Records excerpted from a collection
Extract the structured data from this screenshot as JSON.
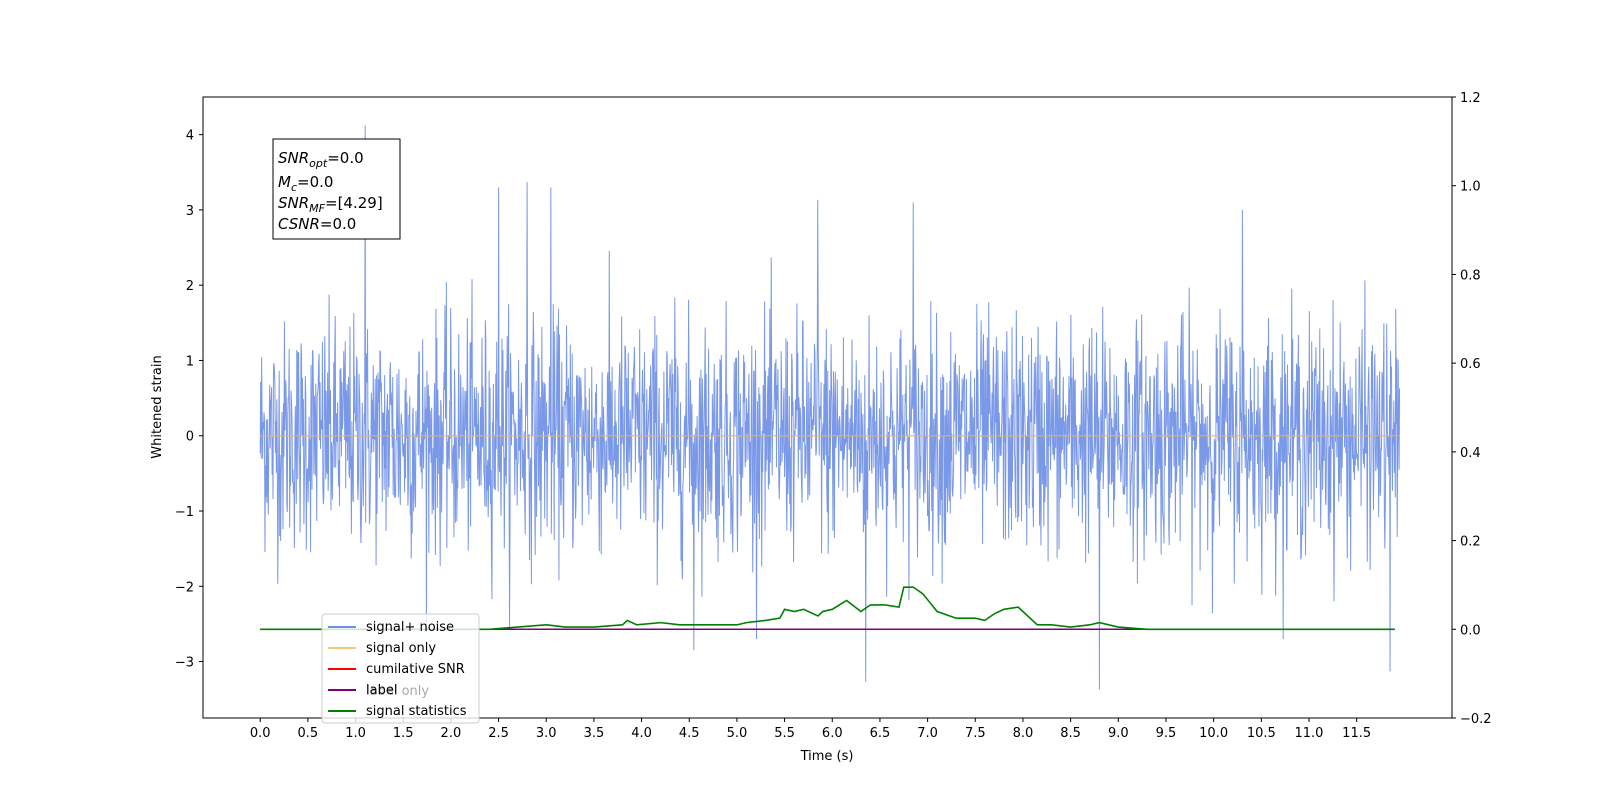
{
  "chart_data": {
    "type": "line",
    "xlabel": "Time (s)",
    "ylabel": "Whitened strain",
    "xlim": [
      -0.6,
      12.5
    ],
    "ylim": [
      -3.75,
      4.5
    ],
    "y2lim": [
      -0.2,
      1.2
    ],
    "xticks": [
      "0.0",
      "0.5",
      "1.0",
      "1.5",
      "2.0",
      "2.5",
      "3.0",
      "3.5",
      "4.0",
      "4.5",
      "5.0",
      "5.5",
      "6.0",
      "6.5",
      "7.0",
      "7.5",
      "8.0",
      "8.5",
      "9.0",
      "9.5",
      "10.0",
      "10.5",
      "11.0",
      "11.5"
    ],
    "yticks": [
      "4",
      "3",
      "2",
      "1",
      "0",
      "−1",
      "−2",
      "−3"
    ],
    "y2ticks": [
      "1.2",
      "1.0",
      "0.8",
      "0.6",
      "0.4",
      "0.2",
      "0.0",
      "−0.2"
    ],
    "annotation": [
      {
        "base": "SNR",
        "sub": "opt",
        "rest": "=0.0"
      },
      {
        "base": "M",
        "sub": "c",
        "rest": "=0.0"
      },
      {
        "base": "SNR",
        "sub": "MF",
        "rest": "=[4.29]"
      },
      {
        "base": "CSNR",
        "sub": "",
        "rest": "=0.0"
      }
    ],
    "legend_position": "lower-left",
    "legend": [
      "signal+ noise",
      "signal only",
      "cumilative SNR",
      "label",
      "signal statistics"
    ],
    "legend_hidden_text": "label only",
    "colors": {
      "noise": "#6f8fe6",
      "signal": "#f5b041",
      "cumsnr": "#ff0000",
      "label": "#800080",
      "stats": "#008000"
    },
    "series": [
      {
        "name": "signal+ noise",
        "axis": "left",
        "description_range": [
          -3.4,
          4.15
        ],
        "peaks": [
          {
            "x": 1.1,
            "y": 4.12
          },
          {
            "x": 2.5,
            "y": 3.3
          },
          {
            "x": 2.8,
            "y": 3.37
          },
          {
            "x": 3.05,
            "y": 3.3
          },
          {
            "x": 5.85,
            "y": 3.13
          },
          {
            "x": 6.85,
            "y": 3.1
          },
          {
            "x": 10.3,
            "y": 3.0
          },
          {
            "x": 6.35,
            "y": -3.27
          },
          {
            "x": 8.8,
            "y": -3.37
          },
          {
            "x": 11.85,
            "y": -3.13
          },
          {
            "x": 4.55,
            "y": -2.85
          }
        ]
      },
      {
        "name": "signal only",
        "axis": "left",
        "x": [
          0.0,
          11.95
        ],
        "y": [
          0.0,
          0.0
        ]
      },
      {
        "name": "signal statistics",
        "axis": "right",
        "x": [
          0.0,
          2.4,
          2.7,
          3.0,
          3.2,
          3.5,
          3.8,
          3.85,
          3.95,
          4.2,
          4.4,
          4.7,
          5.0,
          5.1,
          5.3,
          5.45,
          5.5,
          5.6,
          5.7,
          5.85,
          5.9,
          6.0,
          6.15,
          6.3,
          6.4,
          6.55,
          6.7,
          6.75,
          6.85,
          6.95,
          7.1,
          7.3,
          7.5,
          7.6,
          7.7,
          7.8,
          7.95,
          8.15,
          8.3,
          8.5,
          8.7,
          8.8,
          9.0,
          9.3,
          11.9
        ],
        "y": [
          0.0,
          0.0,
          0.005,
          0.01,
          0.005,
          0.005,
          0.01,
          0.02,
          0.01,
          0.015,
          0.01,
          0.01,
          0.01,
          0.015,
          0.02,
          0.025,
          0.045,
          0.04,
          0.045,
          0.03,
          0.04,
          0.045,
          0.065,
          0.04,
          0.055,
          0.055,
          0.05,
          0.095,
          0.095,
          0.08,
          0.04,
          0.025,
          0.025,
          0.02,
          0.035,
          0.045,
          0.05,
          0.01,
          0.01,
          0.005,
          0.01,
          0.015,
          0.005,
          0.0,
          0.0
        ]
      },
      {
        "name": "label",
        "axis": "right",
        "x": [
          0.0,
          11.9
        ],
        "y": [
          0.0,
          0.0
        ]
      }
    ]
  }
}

* * *

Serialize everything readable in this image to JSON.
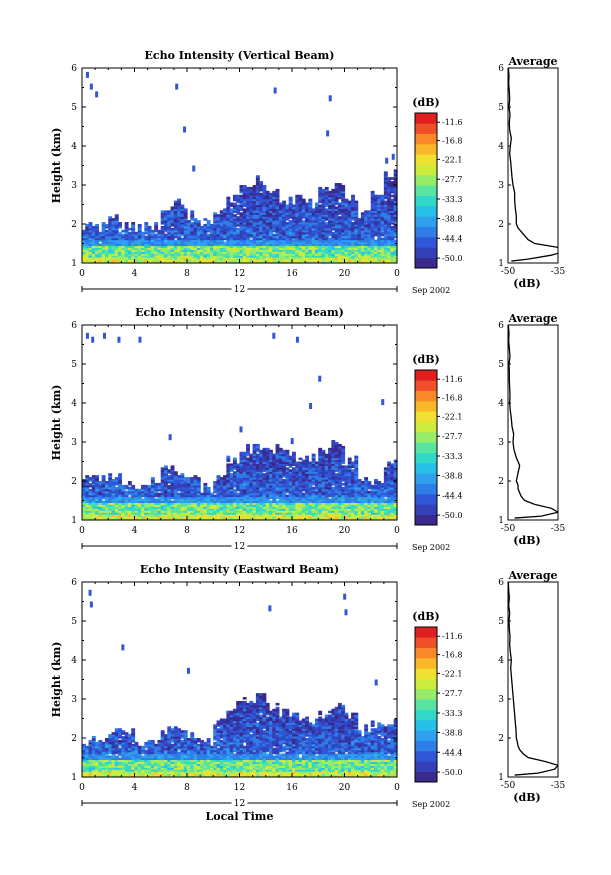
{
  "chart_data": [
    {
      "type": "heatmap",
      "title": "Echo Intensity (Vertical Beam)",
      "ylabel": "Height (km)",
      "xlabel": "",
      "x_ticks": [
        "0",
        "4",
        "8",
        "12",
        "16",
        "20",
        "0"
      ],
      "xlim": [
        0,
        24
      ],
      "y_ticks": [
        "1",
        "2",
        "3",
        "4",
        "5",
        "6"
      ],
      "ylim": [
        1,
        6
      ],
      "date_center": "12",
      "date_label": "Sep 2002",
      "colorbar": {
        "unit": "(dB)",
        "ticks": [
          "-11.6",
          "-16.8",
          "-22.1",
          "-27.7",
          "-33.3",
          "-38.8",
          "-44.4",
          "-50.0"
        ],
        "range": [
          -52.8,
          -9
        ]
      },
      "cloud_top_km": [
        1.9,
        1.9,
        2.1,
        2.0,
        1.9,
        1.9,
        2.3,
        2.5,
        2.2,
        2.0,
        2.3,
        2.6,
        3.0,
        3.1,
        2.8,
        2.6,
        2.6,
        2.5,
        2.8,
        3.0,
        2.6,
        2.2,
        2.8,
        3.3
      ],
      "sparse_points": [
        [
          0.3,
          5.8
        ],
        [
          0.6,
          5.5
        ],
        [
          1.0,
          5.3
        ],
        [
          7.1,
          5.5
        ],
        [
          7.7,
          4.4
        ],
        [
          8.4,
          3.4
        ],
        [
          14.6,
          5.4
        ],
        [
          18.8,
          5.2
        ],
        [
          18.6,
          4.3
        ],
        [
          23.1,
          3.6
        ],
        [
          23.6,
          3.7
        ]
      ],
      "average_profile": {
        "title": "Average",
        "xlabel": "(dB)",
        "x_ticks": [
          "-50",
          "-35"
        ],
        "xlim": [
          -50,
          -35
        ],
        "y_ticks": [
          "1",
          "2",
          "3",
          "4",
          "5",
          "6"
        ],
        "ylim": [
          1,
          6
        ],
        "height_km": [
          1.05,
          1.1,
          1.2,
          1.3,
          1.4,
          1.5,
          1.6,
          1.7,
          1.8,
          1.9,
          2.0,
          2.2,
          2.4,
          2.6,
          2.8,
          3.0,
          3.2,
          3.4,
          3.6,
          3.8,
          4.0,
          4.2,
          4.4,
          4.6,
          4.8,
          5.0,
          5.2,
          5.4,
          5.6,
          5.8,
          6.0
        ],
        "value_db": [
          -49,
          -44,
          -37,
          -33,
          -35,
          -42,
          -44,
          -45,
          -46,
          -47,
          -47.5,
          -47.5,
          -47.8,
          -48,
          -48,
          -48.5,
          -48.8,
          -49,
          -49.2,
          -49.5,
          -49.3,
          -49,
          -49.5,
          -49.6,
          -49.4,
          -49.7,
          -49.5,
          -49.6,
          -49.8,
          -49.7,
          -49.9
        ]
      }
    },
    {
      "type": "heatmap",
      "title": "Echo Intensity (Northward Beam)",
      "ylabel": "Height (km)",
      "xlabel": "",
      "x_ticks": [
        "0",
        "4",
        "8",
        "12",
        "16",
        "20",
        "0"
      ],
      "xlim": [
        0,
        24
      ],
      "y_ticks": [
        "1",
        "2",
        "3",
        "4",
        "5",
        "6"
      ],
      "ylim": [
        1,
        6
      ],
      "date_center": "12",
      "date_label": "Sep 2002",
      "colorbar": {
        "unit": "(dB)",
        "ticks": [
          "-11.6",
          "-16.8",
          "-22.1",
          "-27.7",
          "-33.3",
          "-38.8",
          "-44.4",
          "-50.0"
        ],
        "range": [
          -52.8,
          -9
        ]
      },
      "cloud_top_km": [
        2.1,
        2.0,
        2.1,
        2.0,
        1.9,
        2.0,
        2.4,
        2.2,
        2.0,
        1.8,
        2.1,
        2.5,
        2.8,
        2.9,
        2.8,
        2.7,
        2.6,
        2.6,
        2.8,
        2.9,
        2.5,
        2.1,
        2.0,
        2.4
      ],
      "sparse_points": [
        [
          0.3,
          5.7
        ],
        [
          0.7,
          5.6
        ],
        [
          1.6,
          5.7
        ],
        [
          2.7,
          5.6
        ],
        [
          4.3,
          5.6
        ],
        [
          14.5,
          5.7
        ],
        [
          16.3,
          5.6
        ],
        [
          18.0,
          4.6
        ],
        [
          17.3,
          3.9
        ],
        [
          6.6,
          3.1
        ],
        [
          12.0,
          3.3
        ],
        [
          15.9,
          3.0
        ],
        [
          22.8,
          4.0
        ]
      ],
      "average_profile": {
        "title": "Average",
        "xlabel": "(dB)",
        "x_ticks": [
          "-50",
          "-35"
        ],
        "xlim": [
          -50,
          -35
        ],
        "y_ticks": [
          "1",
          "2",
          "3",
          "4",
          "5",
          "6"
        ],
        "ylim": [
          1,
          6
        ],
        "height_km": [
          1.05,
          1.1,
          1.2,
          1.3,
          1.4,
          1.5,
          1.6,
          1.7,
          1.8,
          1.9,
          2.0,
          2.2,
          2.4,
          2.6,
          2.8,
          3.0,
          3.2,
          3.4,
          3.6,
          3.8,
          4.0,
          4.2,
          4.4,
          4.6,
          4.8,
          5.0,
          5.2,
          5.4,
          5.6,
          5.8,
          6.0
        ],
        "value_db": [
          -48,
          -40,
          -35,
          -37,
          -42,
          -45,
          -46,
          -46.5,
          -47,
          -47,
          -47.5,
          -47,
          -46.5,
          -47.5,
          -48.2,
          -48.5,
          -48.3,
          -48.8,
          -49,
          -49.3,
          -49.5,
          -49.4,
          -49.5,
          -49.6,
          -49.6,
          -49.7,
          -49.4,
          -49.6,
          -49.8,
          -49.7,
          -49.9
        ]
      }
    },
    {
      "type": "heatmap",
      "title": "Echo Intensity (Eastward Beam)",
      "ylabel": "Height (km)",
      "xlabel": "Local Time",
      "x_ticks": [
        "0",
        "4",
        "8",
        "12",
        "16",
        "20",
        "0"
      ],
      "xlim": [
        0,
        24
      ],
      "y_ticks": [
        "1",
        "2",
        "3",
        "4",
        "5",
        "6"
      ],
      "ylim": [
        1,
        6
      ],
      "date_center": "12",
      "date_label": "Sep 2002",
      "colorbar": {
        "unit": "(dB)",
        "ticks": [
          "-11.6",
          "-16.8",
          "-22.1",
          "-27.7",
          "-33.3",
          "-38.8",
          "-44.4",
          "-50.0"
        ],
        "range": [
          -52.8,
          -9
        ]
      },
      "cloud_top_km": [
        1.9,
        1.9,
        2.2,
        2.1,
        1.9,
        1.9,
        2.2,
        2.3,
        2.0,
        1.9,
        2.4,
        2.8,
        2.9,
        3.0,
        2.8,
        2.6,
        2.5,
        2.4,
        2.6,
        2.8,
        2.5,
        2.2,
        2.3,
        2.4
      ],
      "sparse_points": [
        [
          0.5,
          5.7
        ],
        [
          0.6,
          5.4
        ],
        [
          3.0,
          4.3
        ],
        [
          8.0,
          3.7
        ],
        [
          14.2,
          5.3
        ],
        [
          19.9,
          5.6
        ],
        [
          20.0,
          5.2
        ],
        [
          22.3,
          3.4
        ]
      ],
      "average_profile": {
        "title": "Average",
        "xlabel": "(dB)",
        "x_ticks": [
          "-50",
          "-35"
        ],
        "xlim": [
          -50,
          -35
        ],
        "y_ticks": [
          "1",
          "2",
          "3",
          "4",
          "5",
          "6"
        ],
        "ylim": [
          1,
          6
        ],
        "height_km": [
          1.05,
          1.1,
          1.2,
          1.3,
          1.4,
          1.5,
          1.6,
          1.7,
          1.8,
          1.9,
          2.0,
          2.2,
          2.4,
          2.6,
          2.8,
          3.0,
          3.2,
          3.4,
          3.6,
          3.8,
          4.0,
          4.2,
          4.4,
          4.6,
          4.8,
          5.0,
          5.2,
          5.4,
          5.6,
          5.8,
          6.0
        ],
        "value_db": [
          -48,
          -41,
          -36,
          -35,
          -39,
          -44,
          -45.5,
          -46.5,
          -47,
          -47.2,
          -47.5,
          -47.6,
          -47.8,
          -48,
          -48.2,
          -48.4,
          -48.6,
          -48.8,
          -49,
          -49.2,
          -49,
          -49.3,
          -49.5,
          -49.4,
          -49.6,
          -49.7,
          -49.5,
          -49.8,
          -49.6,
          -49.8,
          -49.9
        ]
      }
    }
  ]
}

WORK TO DO - From the entries above, copy every line that holds the word "Echo".

COMPLETED EXERCISE -
      "title": "Echo Intensity (Vertical Beam)",
      "title": "Echo Intensity (Northward Beam)",
      "title": "Echo Intensity (Eastward Beam)",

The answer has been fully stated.